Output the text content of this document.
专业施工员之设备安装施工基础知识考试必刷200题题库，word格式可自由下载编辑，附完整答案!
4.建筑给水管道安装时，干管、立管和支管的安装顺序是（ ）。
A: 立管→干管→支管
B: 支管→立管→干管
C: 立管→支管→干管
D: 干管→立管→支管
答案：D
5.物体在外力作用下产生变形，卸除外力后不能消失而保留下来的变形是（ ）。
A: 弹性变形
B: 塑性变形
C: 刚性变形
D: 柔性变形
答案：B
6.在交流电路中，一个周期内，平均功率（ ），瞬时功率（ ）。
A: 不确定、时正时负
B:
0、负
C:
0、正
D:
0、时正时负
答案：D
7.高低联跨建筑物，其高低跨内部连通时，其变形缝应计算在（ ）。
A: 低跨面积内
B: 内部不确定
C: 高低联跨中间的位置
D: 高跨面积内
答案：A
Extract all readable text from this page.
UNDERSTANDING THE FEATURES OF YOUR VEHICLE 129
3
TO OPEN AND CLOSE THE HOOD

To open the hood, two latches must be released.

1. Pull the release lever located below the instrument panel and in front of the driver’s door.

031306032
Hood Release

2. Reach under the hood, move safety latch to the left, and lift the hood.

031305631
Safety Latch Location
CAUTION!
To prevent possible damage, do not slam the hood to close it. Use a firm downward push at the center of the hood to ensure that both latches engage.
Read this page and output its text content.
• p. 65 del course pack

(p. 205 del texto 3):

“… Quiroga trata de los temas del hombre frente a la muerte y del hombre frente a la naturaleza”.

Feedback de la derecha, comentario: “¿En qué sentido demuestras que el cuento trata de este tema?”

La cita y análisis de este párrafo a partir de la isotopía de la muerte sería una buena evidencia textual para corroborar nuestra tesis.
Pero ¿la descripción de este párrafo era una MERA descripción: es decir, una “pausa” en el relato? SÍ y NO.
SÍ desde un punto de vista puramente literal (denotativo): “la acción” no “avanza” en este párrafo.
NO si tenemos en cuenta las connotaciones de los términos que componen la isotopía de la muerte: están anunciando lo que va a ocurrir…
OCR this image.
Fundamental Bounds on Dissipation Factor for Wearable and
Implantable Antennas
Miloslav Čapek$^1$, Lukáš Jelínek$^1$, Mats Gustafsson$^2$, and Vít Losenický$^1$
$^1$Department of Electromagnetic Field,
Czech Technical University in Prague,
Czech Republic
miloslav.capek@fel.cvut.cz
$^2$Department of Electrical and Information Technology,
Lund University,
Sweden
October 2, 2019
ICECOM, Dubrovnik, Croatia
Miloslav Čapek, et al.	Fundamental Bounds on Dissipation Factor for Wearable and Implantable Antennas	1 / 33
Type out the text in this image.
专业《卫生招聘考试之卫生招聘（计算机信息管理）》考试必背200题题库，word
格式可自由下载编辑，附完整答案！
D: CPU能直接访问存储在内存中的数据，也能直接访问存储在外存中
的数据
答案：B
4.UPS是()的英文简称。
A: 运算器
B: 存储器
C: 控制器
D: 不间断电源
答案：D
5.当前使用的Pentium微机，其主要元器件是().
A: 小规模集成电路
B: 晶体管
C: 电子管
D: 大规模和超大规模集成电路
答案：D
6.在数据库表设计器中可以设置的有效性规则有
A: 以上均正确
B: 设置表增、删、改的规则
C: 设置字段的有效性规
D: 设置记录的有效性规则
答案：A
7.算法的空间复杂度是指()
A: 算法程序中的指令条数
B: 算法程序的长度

To be done:
Repeat every line of the material exactly as given.

Task result:
Output the text content of this document.
专业施工员之设备安装施工基础知识考试必刷200题题库，word格式可自由下载编辑，附完整答案!
4.建筑给水管道安装时，干管、立管和支管的安装顺序是（ ）。
A: 立管→干管→支管
B: 支管→立管→干管
C: 立管→支管→干管
D: 干管→立管→支管
答案：D
5.物体在外力作用下产生变形，卸除外力后不能消失而保留下来的变形是（ ）。
A: 弹性变形
B: 塑性变形
C: 刚性变形
D: 柔性变形
答案：B
6.在交流电路中，一个周期内，平均功率（ ），瞬时功率（ ）。
A: 不确定、时正时负
B:
0、负
C:
0、正
D:
0、时正时负
答案：D
7.高低联跨建筑物，其高低跨内部连通时，其变形缝应计算在（ ）。
A: 低跨面积内
B: 内部不确定
C: 高低联跨中间的位置
D: 高跨面积内
答案：A
Extract all readable text from this page.
UNDERSTANDING THE FEATURES OF YOUR VEHICLE 129
3
TO OPEN AND CLOSE THE HOOD

To open the hood, two latches must be released.

1. Pull the release lever located below the instrument panel and in front of the driver’s door.

031306032
Hood Release

2. Reach under the hood, move safety latch to the left, and lift the hood.

031305631
Safety Latch Location
CAUTION!
To prevent possible damage, do not slam the hood to close it. Use a firm downward push at the center of the hood to ensure that both latches engage.
Read this page and output its text content.
• p. 65 del course pack

(p. 205 del texto 3):

“… Quiroga trata de los temas del hombre frente a la muerte y del hombre frente a la naturaleza”.

Feedback de la derecha, comentario: “¿En qué sentido demuestras que el cuento trata de este tema?”

La cita y análisis de este párrafo a partir de la isotopía de la muerte sería una buena evidencia textual para corroborar nuestra tesis.
Pero ¿la descripción de este párrafo era una MERA descripción: es decir, una “pausa” en el relato? SÍ y NO.
SÍ desde un punto de vista puramente literal (denotativo): “la acción” no “avanza” en este párrafo.
NO si tenemos en cuenta las connotaciones de los términos que componen la isotopía de la muerte: están anunciando lo que va a ocurrir…
OCR this image.
Fundamental Bounds on Dissipation Factor for Wearable and
Implantable Antennas
Miloslav Čapek$^1$, Lukáš Jelínek$^1$, Mats Gustafsson$^2$, and Vít Losenický$^1$
$^1$Department of Electromagnetic Field,
Czech Technical University in Prague,
Czech Republic
miloslav.capek@fel.cvut.cz
$^2$Department of Electrical and Information Technology,
Lund University,
Sweden
October 2, 2019
ICECOM, Dubrovnik, Croatia
Miloslav Čapek, et al.	Fundamental Bounds on Dissipation Factor for Wearable and Implantable Antennas	1 / 33
Type out the text in this image.
专业《卫生招聘考试之卫生招聘（计算机信息管理）》考试必背200题题库，word
格式可自由下载编辑，附完整答案！
D: CPU能直接访问存储在内存中的数据，也能直接访问存储在外存中
的数据
答案：B
4.UPS是()的英文简称。
A: 运算器
B: 存储器
C: 控制器
D: 不间断电源
答案：D
5.当前使用的Pentium微机，其主要元器件是().
A: 小规模集成电路
B: 晶体管
C: 电子管
D: 大规模和超大规模集成电路
答案：D
6.在数据库表设计器中可以设置的有效性规则有
A: 以上均正确
B: 设置表增、删、改的规则
C: 设置字段的有效性规
D: 设置记录的有效性规则
答案：A
7.算法的空间复杂度是指()
A: 算法程序中的指令条数
B: 算法程序的长度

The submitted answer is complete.